High Availability and Disaster Recovery: Kubernetes facilitates the implementation of high availability architectures across availability zones and enables efficient disaster recovery strategies.
Streamlined Operations with Operators: Using operators like CloudNativePG automates all the tasks mentioned above, significantly reducing operational complexity. These operators act as PostgreSQL experts in code form, handling intricate database management tasks such as failovers, backups, and scaling with minimal human intervention. This not only increases reliability but also frees up DBAs and DevOps teams to focus on higher-value activities, ultimately leading to more robust and efficient database operations in Kubernetes environments.

By leveraging Kubernetes for PostgreSQL deployments, organizations can benefit from increased automation, improved scalability, and enhanced resilience for their database infrastructure, with operators like CloudNativePG further simplifying and optimizing these processes.

Aim :: Could you repeat the passage on running PostgreSQL in Kubernetes from "By leveraging Kubernetes" to "optimizing these processes.", changing "organizations" to "companies"?

Listing ::
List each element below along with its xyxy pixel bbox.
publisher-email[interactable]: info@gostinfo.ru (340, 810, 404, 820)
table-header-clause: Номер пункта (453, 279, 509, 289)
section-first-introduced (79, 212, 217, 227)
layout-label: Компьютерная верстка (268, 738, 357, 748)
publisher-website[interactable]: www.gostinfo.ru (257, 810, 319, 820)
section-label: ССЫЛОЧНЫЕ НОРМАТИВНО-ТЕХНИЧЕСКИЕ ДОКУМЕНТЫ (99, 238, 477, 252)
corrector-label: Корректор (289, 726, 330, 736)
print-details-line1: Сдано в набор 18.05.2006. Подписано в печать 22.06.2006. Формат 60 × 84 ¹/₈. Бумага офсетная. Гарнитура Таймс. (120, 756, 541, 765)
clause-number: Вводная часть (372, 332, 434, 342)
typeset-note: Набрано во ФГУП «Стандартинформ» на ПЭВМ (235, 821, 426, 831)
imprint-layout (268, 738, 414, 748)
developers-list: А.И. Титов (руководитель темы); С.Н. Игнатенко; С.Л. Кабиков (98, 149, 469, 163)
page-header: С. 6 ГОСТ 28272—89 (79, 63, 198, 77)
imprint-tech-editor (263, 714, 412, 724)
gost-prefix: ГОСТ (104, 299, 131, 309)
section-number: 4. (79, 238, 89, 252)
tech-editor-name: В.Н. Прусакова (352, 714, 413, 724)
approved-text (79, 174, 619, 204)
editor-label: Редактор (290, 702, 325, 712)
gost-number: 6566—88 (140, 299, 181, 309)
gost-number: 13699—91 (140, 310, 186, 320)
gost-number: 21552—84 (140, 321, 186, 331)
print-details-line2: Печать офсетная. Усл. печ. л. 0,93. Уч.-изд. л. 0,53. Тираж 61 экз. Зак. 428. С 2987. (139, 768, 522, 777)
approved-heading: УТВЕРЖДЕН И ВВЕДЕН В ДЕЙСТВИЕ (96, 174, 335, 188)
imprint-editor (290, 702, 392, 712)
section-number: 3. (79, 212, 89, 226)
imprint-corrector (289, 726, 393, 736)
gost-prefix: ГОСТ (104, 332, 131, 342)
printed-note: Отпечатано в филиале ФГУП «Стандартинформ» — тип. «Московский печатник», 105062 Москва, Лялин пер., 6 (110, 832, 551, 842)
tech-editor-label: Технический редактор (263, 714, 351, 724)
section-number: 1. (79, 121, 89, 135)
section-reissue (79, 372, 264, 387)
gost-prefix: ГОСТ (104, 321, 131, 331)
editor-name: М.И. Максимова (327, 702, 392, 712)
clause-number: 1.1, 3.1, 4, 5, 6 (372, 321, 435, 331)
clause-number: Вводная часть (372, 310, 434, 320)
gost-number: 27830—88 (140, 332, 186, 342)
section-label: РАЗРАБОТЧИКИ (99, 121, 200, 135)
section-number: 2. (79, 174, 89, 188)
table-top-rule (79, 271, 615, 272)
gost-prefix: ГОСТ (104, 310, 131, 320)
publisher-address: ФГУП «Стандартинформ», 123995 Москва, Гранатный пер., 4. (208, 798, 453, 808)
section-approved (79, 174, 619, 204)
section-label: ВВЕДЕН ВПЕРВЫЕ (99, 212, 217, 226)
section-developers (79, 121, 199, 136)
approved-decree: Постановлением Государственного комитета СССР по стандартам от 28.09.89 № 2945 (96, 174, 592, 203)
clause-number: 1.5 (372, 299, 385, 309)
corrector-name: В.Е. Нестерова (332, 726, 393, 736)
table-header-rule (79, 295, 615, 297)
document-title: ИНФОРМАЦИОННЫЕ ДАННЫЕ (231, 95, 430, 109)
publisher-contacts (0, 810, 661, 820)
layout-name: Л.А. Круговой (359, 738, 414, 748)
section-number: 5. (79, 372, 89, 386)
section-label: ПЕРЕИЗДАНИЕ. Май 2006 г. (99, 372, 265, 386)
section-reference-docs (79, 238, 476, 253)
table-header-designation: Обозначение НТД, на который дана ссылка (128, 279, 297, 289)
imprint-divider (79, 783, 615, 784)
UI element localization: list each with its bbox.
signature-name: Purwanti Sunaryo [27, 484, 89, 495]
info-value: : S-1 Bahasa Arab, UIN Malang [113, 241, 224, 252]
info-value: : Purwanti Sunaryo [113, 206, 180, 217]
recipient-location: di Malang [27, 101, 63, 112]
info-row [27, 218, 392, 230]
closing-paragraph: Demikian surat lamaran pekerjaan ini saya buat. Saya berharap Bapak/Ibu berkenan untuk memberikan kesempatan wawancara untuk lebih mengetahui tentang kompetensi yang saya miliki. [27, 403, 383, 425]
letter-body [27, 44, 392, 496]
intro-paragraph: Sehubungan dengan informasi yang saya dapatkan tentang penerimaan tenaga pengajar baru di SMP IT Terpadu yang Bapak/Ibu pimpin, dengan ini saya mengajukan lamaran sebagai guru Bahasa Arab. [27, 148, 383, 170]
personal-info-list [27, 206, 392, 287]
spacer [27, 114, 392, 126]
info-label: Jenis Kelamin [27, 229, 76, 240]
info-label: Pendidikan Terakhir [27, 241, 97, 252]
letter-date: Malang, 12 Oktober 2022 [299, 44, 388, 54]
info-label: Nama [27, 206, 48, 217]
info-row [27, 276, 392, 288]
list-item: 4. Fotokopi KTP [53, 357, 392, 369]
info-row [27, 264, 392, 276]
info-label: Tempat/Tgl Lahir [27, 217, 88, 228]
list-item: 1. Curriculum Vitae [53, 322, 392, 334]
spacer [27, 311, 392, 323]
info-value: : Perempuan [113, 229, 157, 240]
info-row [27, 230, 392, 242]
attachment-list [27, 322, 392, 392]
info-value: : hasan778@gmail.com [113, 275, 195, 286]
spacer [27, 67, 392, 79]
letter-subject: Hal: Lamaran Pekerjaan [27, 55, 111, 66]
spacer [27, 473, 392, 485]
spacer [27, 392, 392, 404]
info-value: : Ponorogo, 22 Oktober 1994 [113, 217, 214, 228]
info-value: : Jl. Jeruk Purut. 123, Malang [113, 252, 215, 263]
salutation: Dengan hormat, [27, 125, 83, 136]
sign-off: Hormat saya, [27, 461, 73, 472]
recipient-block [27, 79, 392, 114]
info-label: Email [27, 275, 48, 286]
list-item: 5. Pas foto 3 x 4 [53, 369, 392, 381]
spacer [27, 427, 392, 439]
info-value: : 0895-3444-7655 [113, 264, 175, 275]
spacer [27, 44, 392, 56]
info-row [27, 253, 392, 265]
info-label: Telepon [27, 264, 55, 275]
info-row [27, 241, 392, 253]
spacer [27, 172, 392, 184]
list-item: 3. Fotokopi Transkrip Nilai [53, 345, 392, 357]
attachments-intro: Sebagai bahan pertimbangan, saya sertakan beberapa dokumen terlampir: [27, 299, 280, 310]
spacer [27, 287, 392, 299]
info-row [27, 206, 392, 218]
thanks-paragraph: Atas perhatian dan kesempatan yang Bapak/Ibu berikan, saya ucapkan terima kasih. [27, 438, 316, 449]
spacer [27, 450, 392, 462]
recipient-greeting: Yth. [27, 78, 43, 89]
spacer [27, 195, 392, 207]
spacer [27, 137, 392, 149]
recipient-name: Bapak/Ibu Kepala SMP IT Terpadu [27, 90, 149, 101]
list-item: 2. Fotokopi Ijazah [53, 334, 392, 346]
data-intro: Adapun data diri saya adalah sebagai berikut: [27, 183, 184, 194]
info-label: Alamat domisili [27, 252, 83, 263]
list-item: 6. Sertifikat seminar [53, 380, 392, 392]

Result ::
By leveraging Kubernetes for PostgreSQL deployments, companies can benefit from increased automation, improved scalability, and enhanced resilience for their database infrastructure, with operators like CloudNativePG further simplifying and optimizing these processes.